* _Written problem_
Below are the records; copy each line in them that holds the word "bois".

[start of Excerpted records]

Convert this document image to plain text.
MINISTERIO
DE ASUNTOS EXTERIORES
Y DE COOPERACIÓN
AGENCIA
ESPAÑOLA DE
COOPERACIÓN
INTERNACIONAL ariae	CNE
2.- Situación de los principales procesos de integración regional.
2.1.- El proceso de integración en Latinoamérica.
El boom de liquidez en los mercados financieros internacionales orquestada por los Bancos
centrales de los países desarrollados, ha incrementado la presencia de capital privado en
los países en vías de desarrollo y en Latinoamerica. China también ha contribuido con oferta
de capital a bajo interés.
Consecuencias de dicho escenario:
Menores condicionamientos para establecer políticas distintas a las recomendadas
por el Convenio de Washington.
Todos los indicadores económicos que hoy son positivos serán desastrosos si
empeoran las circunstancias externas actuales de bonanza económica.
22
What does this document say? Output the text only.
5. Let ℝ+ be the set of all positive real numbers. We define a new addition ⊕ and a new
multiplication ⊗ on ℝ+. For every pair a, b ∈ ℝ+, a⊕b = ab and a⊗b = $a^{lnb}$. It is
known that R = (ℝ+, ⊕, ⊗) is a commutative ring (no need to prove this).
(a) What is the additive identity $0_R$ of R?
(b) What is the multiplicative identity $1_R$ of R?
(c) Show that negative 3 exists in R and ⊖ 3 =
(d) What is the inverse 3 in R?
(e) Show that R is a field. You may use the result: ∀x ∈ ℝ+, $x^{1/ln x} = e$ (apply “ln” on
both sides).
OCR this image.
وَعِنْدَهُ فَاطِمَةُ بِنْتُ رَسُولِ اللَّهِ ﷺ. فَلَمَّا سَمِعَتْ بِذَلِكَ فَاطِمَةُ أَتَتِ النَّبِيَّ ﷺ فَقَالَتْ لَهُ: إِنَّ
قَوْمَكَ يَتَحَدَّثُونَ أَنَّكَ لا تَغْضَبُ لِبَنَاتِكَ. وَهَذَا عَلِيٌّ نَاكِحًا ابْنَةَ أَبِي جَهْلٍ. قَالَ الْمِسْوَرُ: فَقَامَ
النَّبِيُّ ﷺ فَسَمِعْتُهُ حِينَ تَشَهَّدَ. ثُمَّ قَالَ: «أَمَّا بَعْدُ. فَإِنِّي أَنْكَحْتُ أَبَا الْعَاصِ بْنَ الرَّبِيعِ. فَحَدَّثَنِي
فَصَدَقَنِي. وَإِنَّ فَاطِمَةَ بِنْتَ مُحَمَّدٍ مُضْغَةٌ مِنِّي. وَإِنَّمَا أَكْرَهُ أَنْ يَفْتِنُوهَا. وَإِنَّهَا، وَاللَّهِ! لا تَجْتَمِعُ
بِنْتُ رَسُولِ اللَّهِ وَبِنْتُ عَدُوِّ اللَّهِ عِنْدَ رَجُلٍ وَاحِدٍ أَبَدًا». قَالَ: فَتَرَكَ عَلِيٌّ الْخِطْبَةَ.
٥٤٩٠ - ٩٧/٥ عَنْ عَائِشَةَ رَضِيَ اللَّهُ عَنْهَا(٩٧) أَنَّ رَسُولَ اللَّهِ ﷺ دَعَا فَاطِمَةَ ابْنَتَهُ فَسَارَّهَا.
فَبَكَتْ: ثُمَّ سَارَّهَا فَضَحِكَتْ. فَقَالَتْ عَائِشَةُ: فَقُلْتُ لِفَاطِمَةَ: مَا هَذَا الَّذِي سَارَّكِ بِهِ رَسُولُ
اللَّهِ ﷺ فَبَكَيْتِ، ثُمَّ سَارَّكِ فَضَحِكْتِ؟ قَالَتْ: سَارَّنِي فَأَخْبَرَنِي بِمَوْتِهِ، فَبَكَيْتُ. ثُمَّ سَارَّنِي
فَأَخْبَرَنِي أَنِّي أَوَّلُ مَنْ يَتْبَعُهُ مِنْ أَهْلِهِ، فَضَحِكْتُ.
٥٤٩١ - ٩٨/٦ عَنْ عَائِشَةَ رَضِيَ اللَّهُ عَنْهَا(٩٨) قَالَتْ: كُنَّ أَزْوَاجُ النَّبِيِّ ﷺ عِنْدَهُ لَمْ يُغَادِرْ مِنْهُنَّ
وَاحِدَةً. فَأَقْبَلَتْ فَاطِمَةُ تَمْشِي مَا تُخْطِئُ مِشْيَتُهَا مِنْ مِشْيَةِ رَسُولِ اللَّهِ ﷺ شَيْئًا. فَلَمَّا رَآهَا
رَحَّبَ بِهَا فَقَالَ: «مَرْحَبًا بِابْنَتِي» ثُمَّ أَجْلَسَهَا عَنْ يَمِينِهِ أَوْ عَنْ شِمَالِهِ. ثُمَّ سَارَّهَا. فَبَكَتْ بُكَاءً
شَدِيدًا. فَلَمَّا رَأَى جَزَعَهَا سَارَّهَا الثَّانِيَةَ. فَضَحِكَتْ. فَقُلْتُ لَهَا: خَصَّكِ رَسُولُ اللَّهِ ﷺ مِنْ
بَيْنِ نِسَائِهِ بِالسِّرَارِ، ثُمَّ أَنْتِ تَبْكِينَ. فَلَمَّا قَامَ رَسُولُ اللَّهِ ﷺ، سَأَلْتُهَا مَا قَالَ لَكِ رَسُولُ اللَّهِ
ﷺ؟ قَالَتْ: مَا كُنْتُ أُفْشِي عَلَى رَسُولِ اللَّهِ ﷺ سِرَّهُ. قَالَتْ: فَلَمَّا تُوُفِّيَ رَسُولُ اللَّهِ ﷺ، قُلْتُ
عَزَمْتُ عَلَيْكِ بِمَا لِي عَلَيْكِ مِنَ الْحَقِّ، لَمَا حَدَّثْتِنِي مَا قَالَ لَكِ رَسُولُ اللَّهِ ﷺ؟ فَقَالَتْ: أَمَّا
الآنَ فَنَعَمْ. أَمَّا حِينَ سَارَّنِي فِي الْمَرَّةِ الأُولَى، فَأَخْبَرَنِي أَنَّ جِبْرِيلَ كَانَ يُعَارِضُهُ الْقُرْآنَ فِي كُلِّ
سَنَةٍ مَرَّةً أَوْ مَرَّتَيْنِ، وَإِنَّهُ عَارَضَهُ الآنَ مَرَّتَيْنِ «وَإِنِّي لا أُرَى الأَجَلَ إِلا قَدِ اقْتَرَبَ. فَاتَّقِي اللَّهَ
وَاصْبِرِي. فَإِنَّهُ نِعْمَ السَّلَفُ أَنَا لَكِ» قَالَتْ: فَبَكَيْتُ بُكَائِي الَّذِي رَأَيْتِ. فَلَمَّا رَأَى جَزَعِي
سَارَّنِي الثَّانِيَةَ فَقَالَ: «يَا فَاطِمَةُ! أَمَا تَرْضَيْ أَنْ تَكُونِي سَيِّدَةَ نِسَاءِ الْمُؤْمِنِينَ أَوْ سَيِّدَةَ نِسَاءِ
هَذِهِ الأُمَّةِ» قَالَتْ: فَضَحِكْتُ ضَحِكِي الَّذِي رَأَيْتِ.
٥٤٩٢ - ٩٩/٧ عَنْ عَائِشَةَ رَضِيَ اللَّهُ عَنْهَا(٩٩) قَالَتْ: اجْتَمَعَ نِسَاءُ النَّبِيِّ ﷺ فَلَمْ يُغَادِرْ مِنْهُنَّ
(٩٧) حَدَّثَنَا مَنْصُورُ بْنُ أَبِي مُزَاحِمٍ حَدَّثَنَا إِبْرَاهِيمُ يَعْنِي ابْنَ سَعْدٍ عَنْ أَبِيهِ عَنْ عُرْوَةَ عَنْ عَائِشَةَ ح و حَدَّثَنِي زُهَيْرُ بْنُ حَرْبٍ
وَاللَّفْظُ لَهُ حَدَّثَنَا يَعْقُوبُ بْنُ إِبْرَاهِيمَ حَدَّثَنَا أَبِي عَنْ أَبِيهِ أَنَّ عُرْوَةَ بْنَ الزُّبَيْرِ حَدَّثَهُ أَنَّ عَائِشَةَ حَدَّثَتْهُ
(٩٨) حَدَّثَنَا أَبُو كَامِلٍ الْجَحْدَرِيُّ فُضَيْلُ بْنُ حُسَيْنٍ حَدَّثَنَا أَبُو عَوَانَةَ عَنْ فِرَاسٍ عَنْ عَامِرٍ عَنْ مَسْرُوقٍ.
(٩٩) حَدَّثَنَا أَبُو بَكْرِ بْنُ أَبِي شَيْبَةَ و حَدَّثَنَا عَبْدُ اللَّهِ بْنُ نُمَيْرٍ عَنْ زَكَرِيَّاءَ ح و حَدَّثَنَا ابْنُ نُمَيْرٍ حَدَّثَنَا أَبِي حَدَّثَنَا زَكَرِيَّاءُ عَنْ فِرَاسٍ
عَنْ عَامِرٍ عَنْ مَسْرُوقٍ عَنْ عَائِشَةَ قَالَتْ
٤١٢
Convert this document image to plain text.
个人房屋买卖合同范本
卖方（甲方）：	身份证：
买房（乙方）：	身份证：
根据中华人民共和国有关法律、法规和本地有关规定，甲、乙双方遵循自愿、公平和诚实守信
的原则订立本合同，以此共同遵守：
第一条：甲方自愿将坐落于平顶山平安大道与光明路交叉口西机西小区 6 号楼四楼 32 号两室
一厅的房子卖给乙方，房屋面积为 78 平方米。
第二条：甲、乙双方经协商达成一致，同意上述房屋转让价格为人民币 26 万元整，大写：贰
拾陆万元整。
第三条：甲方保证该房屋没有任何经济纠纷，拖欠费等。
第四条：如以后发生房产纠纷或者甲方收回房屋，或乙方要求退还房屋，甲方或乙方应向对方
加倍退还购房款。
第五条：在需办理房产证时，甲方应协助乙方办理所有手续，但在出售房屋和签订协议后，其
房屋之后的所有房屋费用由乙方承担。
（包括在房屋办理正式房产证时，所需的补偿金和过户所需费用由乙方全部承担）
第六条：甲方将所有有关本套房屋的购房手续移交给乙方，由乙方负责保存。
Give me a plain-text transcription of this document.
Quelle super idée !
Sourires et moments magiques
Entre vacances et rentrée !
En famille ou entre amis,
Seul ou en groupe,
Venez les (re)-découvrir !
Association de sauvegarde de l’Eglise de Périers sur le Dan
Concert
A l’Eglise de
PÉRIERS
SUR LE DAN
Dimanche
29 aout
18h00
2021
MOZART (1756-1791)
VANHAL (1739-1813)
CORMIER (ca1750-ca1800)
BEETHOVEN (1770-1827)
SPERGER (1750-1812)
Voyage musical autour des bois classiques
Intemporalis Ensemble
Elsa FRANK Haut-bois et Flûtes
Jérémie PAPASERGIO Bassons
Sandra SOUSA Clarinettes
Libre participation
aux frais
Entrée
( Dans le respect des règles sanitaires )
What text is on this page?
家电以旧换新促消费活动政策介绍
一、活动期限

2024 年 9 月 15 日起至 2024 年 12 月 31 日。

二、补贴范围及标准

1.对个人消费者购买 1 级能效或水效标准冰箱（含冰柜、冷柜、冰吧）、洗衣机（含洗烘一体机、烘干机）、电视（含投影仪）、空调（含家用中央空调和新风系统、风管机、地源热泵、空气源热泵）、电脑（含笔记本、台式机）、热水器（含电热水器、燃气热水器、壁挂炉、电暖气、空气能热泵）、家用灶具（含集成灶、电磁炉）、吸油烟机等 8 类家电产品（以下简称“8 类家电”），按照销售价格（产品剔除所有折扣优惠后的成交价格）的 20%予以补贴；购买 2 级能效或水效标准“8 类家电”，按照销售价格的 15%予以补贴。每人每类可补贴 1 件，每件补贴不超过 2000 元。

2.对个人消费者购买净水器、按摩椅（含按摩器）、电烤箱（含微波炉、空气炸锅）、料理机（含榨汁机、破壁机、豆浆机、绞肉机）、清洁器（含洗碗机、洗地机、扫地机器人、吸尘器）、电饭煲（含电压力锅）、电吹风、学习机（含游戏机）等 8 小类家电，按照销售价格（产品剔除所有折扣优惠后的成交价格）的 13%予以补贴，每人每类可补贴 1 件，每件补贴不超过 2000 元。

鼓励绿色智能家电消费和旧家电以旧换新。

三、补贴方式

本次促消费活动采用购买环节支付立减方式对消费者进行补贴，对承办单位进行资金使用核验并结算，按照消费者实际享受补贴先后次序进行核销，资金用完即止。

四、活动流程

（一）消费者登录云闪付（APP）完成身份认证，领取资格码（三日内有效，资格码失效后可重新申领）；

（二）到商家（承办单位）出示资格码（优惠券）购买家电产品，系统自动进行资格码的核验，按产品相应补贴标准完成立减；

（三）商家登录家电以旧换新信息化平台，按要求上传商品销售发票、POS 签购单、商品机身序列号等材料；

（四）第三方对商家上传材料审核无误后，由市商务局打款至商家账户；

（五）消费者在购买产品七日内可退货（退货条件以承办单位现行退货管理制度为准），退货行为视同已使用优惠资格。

[end of Excerpted records]

* _The answer_
Voyage musical autour des bois classiques
Elsa FRANK Haut-bois et Flûtes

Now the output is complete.